— Begin Dataset excerpts —

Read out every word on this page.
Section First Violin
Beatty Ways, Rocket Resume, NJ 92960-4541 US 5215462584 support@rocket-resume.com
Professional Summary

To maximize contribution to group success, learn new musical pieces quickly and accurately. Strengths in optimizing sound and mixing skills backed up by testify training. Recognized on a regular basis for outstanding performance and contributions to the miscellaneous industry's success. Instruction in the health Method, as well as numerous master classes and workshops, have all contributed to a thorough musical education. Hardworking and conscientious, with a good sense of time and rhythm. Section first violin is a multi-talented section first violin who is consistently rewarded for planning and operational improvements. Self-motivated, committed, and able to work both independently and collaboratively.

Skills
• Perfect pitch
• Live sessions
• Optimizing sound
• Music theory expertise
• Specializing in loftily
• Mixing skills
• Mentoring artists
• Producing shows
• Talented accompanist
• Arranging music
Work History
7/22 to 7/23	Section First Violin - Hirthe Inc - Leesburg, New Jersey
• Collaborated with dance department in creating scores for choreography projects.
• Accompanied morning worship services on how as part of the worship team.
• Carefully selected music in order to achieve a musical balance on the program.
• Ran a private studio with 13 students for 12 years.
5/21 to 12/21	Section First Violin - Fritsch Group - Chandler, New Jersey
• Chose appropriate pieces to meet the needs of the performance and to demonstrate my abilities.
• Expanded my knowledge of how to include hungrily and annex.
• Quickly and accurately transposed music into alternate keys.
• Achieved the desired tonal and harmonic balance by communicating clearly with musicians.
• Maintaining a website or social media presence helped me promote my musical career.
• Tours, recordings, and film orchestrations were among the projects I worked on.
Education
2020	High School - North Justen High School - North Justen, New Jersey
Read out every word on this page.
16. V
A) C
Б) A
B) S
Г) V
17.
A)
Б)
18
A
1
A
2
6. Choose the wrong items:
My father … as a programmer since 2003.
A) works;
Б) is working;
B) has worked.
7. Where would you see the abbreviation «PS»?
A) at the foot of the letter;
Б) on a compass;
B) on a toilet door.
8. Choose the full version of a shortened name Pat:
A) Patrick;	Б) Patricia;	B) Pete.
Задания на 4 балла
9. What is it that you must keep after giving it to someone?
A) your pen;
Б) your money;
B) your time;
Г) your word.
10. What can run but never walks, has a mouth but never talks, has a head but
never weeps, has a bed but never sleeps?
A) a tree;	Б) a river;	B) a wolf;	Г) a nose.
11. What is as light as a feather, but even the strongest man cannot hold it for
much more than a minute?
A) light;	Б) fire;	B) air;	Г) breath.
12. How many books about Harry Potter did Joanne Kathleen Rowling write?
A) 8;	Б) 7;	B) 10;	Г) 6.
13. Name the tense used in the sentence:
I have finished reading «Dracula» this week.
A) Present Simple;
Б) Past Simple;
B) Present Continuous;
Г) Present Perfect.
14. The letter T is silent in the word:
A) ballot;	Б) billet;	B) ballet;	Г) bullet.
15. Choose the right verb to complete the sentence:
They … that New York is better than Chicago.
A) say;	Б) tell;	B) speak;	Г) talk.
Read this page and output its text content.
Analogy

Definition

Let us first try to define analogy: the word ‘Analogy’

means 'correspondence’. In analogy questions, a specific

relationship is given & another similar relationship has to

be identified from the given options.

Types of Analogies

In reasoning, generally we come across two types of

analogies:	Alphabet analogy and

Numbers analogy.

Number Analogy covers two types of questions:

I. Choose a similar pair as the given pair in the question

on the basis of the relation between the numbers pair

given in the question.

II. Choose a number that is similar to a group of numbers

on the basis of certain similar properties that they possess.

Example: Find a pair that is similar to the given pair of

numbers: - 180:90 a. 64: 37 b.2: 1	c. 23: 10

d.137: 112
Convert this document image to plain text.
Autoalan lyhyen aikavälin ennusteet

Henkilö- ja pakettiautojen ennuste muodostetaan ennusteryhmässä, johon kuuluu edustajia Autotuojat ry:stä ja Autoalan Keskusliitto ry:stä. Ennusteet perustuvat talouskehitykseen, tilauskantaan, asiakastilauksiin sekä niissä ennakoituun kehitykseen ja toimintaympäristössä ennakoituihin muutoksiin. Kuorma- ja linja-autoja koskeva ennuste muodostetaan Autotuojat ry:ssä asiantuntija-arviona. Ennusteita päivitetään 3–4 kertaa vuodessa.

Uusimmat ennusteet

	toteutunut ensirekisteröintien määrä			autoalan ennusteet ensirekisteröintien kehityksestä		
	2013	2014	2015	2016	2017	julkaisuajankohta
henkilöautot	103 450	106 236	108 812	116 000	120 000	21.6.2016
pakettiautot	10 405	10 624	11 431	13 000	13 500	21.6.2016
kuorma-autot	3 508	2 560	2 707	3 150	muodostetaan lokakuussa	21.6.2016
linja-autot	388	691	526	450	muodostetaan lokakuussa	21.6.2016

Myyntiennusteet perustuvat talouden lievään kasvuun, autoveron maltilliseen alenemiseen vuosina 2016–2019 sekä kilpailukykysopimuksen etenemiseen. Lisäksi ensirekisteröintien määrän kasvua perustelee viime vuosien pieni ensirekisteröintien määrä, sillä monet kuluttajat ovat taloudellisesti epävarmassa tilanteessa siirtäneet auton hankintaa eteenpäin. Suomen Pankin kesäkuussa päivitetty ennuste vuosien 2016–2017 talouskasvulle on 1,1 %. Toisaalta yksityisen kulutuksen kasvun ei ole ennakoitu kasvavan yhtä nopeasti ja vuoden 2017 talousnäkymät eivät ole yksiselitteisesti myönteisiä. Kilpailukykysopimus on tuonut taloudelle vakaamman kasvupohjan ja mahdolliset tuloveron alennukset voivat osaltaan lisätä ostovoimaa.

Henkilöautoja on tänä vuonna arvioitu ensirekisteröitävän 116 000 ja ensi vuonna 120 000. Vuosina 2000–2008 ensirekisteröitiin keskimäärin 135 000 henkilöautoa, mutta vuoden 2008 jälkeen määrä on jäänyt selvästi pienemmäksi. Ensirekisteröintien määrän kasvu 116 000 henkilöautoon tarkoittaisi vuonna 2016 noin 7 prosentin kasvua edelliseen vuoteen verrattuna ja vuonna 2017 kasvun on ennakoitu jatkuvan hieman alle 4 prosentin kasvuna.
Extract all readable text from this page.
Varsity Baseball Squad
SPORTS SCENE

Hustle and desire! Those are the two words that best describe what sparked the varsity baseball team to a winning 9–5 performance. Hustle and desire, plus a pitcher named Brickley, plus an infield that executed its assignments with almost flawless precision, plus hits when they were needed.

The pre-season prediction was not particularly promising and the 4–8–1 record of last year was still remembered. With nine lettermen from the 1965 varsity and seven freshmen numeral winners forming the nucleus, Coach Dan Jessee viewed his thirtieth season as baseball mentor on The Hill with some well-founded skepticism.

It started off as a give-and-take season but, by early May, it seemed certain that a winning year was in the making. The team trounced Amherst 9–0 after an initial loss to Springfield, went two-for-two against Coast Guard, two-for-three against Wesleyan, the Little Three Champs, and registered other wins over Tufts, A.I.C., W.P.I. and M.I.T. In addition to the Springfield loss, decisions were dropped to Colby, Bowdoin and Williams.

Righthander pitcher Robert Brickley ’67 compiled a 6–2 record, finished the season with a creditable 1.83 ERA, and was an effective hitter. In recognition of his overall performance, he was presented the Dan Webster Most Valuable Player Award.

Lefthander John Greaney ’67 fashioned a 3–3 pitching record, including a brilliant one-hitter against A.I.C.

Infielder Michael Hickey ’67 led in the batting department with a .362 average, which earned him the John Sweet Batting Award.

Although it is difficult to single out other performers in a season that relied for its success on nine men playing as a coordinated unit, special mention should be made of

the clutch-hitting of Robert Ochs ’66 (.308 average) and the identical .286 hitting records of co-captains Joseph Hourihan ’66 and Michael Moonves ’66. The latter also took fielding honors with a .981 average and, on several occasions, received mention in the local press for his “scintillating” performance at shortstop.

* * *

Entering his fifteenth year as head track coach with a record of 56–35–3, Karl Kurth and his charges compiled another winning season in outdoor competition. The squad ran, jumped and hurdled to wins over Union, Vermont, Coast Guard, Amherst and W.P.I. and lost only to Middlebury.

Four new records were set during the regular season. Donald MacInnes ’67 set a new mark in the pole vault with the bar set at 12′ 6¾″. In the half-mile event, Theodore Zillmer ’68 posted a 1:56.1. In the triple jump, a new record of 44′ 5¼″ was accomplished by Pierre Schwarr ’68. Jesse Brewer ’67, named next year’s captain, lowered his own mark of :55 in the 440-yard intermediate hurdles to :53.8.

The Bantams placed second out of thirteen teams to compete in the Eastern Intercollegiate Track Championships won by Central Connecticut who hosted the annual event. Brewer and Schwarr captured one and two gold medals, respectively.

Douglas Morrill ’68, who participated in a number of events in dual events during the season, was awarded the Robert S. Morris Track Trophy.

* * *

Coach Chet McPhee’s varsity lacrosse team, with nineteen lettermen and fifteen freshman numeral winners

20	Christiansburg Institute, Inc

— End Dataset excerpts —

*Goal of the exercise*. Look through the data and show every line containing "your".

*Answer*.
A) your pen;
Б) your money;
B) your time;
Г) your word.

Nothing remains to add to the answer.